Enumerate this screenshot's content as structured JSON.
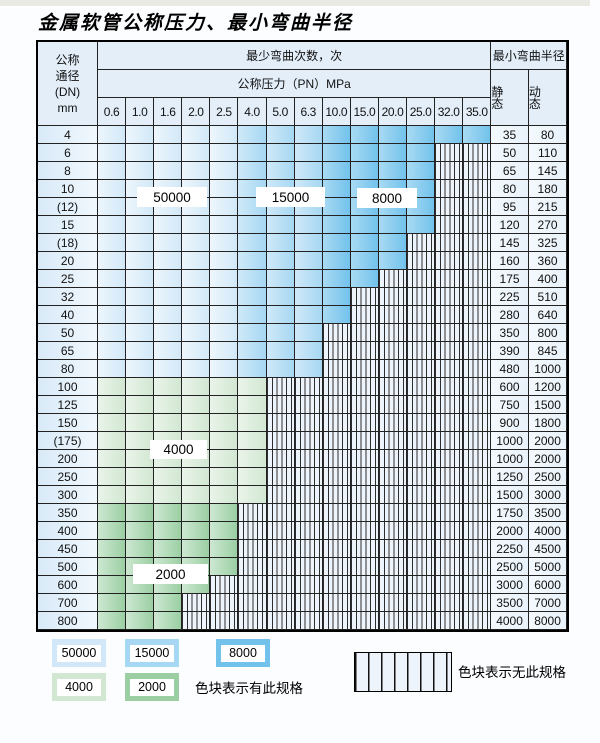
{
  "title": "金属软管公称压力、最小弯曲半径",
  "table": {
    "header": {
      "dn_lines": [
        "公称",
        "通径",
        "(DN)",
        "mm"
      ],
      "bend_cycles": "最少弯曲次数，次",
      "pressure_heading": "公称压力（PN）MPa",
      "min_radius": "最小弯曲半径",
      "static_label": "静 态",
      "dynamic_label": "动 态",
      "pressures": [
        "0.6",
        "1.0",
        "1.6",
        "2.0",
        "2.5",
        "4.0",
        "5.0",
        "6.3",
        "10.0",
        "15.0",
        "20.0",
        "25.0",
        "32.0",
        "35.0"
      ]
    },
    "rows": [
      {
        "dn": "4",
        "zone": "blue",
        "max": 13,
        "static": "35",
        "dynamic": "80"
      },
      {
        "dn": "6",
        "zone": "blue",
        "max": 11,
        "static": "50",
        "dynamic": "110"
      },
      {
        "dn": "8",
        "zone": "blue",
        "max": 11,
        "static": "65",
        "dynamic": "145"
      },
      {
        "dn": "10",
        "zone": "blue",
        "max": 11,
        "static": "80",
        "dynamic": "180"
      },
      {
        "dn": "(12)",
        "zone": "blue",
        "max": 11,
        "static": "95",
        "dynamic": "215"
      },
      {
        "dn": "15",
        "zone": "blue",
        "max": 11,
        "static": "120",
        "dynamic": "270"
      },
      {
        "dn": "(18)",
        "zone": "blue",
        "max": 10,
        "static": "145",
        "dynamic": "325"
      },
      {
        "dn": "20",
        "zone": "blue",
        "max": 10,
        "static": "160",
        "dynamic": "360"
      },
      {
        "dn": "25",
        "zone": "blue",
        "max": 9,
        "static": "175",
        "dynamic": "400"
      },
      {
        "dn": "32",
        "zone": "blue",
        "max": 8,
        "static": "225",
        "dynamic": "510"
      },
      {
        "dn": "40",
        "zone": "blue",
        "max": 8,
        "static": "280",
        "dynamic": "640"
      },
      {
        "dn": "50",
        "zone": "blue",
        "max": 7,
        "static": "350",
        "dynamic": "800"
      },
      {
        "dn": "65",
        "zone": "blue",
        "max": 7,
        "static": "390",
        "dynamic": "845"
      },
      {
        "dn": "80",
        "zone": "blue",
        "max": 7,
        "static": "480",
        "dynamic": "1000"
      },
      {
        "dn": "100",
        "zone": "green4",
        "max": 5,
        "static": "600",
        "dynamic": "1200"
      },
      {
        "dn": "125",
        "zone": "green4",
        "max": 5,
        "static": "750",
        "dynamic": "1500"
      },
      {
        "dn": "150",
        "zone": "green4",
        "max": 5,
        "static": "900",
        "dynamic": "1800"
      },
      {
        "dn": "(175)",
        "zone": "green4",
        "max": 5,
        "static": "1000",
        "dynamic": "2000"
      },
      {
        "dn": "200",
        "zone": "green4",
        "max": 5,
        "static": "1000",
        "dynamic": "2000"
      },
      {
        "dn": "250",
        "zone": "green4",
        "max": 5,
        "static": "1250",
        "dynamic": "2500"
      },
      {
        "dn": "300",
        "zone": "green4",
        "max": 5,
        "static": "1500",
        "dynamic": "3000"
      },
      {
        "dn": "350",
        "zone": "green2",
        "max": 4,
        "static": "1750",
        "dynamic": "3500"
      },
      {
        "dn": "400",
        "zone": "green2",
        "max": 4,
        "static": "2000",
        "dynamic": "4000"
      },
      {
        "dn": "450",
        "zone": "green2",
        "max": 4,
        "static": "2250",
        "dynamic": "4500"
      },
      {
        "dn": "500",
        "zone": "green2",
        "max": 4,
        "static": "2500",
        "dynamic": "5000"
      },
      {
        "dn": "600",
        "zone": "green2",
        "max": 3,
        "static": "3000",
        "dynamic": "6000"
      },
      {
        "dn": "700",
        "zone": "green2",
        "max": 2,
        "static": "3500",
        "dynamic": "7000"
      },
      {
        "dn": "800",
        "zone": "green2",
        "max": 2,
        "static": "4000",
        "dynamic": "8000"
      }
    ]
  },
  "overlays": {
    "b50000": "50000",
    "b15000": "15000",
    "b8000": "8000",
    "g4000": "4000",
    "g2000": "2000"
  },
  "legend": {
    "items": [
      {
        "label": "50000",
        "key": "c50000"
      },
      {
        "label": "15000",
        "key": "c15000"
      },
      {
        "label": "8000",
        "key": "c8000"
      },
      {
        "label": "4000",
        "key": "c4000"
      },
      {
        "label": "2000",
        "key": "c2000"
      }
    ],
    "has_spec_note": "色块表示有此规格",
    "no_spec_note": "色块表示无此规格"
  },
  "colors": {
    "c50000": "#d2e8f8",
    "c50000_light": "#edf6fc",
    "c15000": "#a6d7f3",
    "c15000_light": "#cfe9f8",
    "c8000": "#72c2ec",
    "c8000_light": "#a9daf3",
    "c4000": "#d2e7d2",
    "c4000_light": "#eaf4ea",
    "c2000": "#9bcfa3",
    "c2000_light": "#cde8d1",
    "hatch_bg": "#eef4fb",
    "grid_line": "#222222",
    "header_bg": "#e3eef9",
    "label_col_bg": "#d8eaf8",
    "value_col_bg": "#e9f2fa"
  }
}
□ □ □ □ □
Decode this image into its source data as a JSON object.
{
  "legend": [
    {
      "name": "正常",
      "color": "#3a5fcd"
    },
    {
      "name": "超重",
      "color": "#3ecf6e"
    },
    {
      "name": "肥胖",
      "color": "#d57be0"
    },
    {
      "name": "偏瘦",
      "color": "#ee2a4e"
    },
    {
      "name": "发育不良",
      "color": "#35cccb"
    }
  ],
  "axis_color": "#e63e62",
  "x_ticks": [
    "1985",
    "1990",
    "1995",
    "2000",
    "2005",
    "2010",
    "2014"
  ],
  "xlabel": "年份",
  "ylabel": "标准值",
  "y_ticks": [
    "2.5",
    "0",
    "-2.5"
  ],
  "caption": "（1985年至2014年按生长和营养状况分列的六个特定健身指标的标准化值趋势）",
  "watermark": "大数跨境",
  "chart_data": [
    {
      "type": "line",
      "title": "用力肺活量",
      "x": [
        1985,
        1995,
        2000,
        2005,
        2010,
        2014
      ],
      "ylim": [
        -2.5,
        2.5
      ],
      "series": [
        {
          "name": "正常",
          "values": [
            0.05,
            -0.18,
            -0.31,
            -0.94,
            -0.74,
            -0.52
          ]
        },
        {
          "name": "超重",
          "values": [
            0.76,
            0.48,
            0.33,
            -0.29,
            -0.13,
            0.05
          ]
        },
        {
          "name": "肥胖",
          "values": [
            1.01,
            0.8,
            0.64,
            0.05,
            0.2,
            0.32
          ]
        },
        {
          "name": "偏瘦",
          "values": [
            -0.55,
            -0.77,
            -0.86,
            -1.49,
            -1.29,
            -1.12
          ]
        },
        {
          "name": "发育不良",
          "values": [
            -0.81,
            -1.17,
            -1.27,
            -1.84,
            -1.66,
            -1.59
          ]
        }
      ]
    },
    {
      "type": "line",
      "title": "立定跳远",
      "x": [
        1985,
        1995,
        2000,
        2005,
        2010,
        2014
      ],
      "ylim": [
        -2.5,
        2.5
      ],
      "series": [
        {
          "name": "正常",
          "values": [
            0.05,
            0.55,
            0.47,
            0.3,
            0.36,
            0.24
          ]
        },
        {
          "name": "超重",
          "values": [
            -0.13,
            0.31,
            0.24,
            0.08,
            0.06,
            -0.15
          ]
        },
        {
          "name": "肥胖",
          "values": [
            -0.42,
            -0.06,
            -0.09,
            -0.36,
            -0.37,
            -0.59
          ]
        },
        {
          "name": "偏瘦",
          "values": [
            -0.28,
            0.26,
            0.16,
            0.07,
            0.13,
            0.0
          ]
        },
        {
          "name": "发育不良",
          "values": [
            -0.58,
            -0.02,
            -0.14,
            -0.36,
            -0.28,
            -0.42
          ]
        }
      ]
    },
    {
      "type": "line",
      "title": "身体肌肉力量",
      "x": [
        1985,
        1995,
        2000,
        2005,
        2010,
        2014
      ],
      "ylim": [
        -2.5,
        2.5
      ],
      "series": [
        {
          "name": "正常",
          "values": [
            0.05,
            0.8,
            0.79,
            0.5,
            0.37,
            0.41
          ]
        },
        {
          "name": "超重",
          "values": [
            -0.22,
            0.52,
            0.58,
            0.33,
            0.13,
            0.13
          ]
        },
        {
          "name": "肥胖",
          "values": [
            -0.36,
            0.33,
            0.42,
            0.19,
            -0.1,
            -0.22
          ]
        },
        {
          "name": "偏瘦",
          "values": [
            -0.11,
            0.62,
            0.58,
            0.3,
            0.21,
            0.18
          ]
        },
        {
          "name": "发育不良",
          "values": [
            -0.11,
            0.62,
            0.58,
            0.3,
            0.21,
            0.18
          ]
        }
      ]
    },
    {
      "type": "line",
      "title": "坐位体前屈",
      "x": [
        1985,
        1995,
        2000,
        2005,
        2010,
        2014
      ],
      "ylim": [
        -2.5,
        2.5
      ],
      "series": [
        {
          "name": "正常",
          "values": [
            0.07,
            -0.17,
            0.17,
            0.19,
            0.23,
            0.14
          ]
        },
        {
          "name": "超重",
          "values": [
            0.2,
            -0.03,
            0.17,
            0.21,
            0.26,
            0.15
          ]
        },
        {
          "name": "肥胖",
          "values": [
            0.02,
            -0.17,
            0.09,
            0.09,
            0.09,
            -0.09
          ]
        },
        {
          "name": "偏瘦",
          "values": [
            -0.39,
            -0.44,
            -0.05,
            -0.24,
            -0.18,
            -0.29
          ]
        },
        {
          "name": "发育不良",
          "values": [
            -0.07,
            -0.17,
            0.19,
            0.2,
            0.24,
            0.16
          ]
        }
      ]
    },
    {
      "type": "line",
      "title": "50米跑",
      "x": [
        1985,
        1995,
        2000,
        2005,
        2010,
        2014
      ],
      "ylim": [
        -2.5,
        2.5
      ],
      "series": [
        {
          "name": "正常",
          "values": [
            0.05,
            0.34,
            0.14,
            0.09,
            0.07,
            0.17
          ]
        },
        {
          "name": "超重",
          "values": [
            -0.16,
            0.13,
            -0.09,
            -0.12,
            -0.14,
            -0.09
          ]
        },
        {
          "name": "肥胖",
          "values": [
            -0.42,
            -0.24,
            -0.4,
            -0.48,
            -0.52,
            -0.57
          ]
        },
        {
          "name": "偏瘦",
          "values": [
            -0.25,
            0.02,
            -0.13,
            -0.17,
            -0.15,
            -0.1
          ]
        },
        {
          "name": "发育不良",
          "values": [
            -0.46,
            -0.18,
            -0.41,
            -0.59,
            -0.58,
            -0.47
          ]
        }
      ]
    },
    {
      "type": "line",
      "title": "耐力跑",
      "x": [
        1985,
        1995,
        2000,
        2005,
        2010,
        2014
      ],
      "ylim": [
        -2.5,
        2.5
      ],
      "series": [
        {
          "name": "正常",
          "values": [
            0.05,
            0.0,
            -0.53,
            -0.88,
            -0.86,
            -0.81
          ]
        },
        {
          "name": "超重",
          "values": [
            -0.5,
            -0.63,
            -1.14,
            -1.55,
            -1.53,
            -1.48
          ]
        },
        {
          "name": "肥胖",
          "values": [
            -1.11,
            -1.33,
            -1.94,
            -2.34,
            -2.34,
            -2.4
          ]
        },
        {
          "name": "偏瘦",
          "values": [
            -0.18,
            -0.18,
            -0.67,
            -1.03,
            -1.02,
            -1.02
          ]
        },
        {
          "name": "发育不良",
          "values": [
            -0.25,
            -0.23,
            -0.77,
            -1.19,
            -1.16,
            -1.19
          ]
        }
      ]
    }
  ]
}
□ □ □ □ □
From the entries above, copy every line that holds the word "最小弯曲半径".

Result of this task:
  "title": "金属软管公称压力、最小弯曲半径",
      "min_radius": "最小弯曲半径",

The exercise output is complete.